Saved data entries:
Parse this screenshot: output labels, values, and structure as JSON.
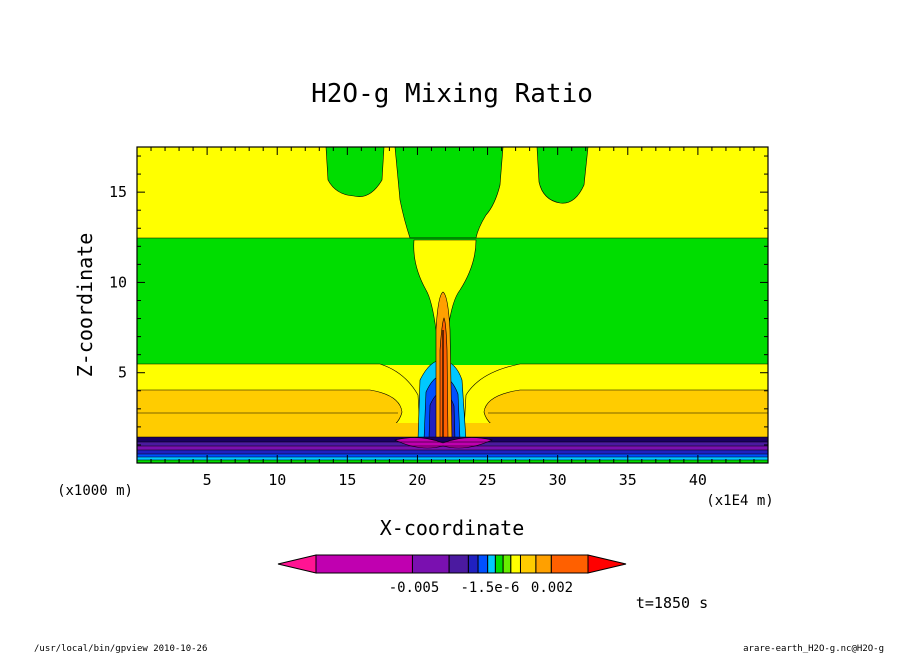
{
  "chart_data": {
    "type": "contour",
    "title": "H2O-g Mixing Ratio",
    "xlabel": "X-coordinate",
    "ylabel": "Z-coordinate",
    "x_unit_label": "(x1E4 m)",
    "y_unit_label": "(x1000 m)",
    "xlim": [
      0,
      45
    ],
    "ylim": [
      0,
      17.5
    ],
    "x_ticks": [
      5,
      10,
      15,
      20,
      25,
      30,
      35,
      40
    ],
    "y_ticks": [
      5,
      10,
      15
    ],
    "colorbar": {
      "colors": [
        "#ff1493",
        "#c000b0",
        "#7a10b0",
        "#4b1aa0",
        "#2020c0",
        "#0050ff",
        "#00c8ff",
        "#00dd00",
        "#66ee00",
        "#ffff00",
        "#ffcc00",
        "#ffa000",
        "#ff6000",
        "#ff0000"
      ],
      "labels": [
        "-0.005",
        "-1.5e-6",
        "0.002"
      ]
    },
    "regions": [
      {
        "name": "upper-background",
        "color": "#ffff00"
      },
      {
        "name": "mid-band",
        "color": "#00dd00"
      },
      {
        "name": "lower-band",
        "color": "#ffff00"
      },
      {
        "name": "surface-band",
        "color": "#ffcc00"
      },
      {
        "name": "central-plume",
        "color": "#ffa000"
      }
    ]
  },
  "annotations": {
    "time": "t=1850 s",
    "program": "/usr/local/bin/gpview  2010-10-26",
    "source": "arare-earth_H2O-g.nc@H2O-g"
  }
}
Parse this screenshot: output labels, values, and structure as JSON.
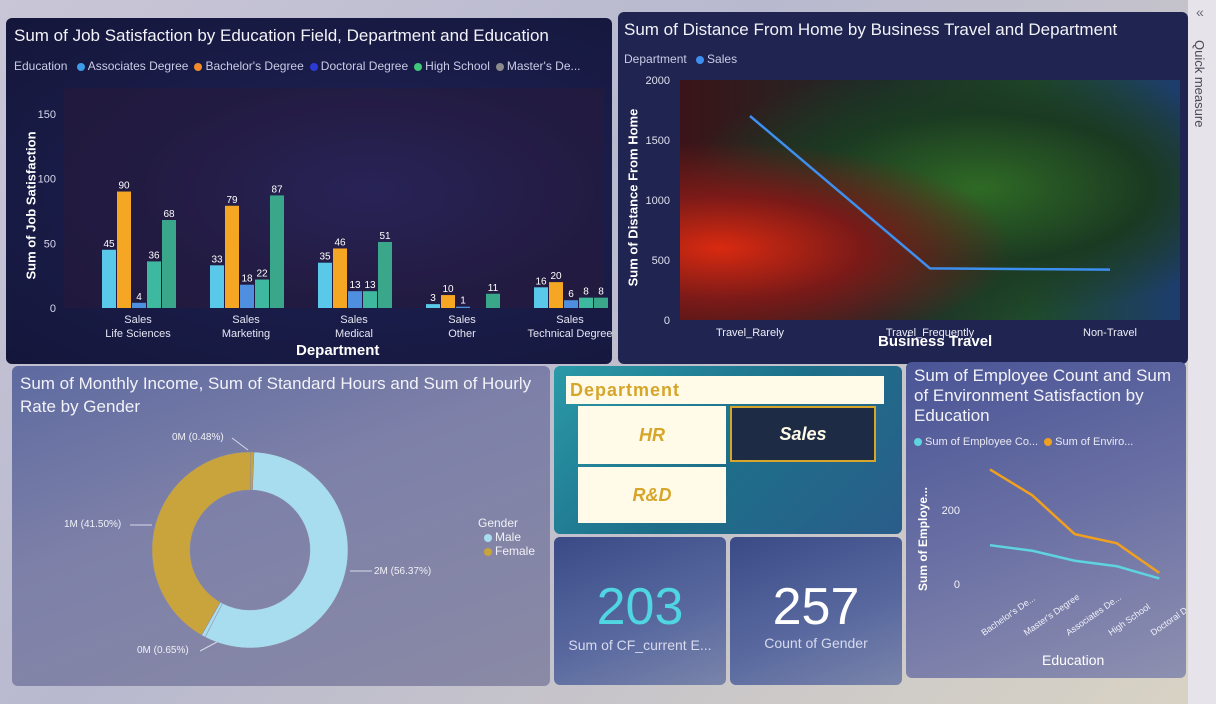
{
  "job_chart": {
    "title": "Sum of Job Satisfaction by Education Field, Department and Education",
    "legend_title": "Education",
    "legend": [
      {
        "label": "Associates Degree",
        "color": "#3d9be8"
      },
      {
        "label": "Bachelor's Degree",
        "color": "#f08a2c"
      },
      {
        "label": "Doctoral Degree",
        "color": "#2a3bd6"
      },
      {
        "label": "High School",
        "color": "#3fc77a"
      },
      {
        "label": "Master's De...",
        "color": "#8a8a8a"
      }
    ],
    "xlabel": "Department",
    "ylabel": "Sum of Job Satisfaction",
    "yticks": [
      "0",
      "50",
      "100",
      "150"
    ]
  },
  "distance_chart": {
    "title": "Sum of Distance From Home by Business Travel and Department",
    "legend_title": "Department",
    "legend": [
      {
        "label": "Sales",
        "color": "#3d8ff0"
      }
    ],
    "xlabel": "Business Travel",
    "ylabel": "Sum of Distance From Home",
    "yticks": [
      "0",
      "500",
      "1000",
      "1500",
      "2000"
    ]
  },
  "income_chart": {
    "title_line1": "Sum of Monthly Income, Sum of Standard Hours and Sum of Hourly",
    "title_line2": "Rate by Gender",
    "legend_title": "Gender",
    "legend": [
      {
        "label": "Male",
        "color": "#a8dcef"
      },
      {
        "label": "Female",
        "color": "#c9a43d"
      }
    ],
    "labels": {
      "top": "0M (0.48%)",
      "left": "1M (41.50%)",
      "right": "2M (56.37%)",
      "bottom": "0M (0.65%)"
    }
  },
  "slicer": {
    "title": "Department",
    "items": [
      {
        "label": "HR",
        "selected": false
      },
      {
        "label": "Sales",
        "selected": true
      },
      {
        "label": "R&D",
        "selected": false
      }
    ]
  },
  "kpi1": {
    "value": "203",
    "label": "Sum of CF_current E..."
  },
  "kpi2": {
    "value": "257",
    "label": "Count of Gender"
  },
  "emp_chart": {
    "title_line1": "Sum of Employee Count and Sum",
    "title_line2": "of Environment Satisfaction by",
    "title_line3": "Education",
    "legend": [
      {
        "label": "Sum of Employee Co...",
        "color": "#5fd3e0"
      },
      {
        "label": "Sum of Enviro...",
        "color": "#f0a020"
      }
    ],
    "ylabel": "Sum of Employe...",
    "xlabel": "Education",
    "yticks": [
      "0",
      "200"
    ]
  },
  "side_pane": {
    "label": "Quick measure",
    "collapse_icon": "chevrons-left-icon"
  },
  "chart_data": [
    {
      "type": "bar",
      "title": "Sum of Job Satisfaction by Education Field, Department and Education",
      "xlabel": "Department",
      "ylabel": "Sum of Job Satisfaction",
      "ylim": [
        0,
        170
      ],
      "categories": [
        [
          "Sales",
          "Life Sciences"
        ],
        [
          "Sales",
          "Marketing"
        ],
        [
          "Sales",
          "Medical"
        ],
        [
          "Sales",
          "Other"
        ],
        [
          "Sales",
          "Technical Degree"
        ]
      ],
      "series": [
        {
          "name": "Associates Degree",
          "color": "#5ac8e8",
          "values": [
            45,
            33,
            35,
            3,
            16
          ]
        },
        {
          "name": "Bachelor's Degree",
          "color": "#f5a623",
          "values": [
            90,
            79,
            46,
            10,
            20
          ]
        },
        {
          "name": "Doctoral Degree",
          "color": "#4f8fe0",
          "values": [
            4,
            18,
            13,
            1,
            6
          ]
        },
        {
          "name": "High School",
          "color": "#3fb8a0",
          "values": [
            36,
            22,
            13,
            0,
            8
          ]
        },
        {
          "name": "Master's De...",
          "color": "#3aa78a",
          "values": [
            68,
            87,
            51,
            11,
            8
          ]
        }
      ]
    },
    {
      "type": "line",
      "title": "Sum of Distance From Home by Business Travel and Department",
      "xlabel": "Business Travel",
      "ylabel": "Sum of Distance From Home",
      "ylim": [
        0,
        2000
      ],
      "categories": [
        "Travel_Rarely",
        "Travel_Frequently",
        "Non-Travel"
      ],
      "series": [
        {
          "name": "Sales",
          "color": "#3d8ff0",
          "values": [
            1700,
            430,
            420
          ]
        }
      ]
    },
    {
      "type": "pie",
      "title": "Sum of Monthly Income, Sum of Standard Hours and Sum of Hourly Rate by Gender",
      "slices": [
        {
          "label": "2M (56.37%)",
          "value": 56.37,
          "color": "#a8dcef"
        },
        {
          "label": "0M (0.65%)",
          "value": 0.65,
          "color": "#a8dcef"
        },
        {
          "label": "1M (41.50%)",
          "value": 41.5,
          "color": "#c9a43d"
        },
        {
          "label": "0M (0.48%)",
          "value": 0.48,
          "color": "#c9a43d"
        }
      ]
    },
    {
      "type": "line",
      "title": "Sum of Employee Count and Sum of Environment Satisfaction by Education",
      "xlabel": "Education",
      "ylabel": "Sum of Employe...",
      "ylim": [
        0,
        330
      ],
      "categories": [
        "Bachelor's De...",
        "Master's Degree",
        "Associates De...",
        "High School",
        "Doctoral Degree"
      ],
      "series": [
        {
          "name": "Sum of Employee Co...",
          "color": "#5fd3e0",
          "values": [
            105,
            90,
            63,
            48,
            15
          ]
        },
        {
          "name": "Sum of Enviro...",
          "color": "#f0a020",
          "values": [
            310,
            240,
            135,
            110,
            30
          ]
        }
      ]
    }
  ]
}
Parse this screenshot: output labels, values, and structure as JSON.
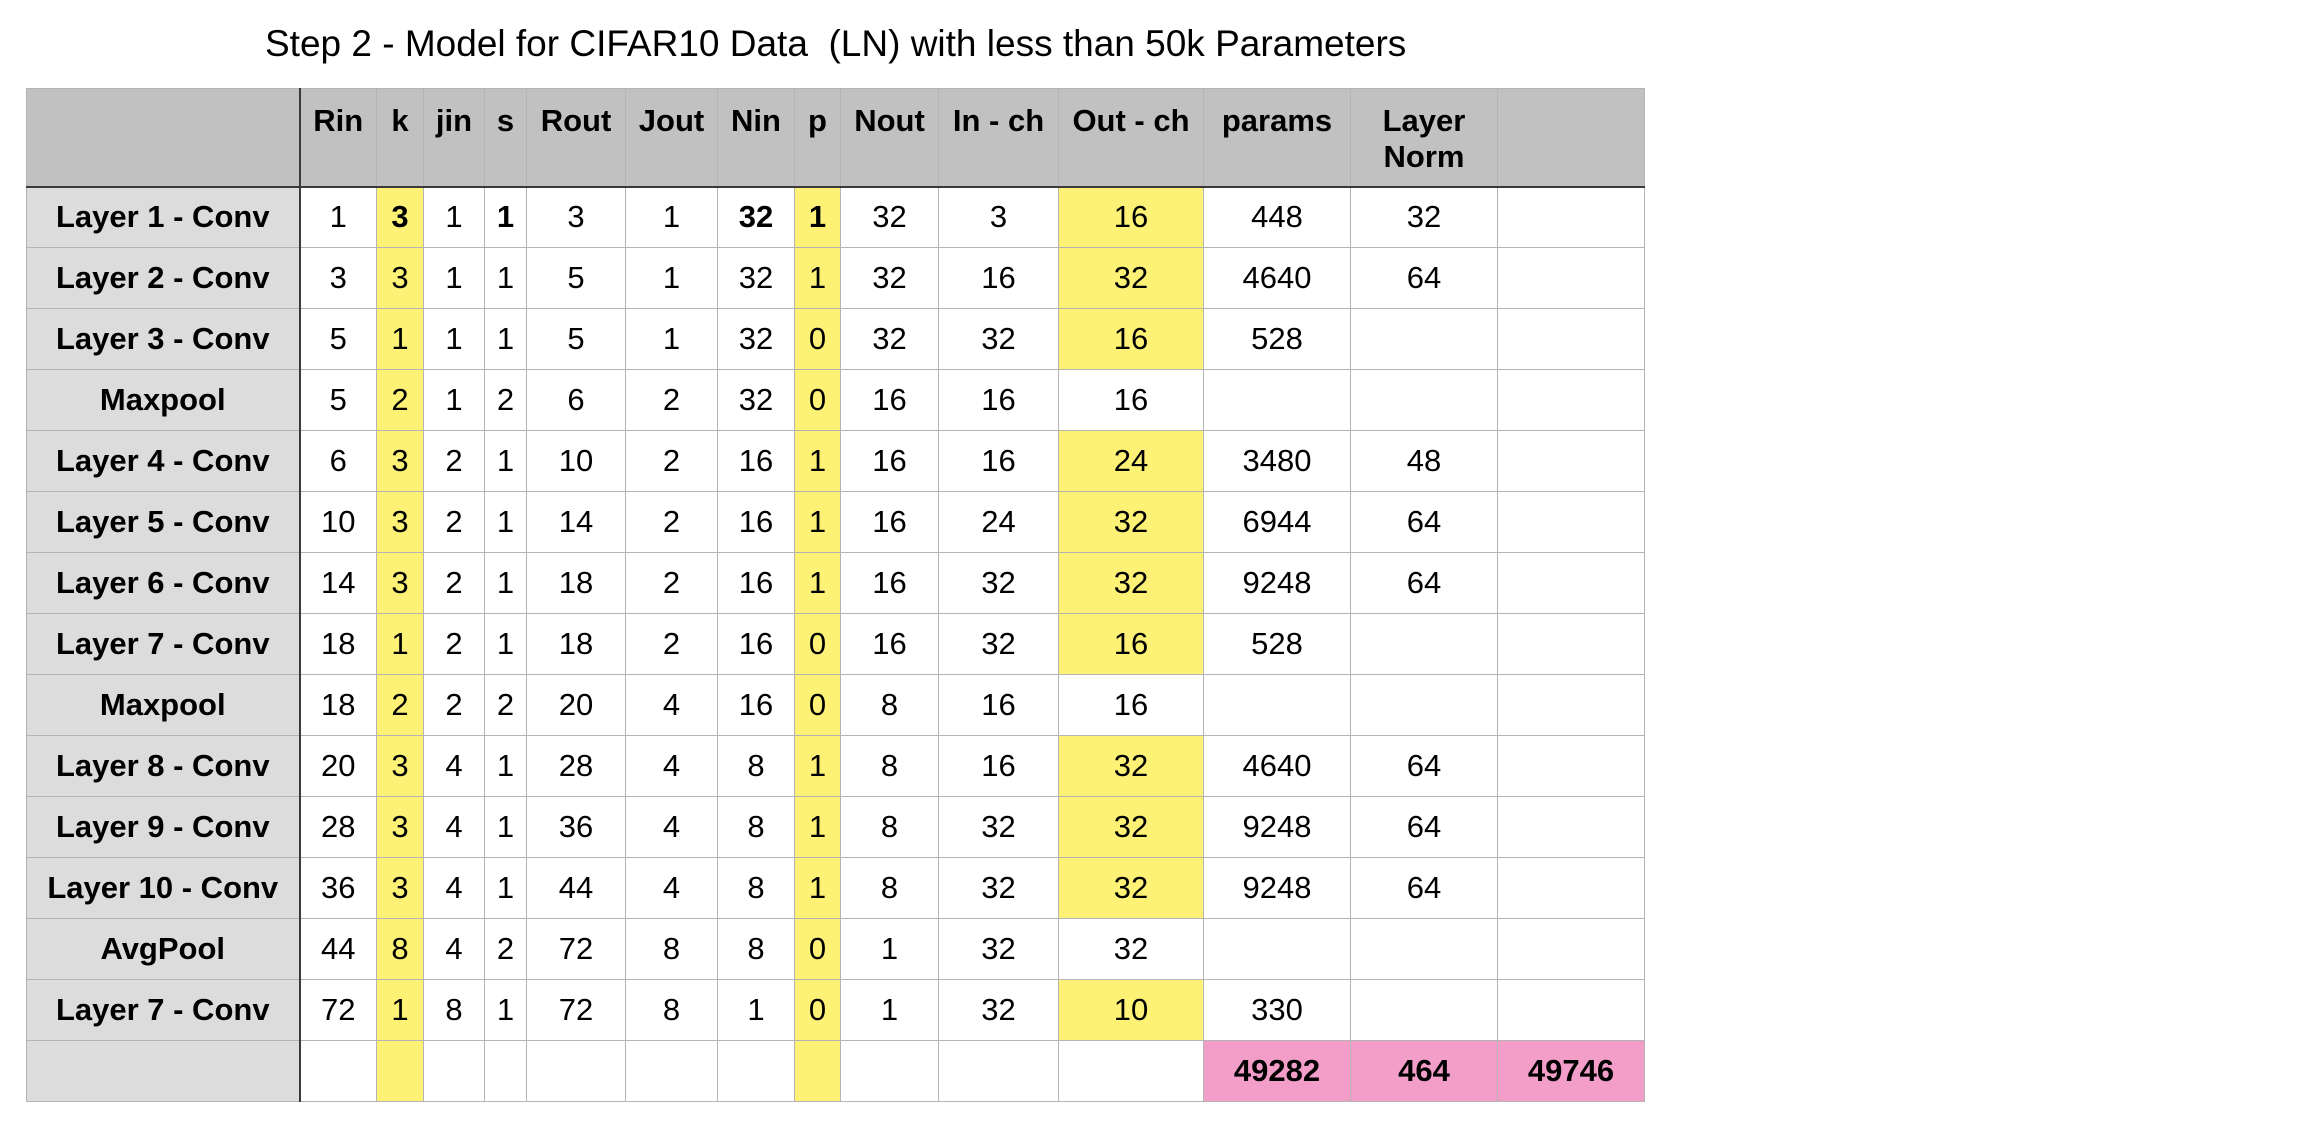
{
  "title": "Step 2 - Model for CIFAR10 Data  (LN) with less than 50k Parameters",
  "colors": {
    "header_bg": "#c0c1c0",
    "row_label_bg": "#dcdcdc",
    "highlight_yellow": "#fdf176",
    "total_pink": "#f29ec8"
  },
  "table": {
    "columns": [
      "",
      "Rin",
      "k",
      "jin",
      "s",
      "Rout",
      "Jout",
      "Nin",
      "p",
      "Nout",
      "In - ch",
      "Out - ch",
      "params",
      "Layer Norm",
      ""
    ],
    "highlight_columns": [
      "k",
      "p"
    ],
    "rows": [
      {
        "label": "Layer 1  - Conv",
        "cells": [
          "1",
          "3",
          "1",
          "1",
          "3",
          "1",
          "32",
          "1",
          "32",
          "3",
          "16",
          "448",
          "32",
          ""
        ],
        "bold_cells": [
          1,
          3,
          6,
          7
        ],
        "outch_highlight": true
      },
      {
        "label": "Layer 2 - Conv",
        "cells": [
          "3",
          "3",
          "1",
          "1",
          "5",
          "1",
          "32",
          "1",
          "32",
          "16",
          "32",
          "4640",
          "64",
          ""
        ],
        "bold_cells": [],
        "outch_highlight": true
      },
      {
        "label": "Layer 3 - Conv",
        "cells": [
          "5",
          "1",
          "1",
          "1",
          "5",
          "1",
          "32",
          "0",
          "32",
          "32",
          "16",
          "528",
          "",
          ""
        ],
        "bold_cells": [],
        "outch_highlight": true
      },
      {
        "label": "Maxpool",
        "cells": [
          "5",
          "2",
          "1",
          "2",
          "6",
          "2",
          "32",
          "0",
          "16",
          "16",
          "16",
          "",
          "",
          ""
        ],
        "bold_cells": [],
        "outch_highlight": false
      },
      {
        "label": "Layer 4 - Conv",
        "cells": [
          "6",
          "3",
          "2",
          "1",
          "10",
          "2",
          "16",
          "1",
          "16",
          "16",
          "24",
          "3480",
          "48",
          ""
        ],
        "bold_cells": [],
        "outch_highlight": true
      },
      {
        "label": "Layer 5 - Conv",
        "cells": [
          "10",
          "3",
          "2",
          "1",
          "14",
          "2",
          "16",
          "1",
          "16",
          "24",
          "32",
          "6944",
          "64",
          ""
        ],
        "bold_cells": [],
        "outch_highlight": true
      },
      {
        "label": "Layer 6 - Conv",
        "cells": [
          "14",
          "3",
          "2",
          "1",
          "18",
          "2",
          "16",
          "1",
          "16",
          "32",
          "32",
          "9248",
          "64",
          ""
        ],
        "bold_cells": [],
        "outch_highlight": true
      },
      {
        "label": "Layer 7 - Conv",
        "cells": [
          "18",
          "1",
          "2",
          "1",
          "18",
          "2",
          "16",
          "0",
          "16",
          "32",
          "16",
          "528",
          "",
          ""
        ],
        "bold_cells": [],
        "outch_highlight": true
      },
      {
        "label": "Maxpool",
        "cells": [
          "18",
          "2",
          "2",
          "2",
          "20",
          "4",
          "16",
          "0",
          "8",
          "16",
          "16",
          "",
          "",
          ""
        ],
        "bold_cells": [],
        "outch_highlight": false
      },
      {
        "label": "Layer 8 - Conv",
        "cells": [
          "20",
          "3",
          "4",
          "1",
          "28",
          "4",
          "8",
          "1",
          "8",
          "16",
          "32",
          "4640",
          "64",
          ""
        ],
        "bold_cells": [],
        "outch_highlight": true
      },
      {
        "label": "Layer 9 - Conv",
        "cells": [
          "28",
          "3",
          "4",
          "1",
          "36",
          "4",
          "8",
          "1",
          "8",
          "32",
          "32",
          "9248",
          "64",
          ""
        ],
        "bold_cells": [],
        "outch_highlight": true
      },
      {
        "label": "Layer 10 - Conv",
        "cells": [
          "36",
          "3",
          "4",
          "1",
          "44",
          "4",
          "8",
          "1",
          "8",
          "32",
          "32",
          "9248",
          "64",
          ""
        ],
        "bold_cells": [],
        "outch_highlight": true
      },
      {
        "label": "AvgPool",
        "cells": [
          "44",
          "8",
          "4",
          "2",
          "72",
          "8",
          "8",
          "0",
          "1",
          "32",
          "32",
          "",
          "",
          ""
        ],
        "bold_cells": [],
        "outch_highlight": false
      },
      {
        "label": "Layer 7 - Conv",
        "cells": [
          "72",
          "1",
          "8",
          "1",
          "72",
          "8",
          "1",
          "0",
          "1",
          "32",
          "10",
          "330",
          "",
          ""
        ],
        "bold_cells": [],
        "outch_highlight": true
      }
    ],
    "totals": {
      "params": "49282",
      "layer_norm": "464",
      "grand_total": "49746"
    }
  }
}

Stated problem:
Of the lines in this listing, how many contain "Environment"? Reply with the number and nothing more.

Task response:
2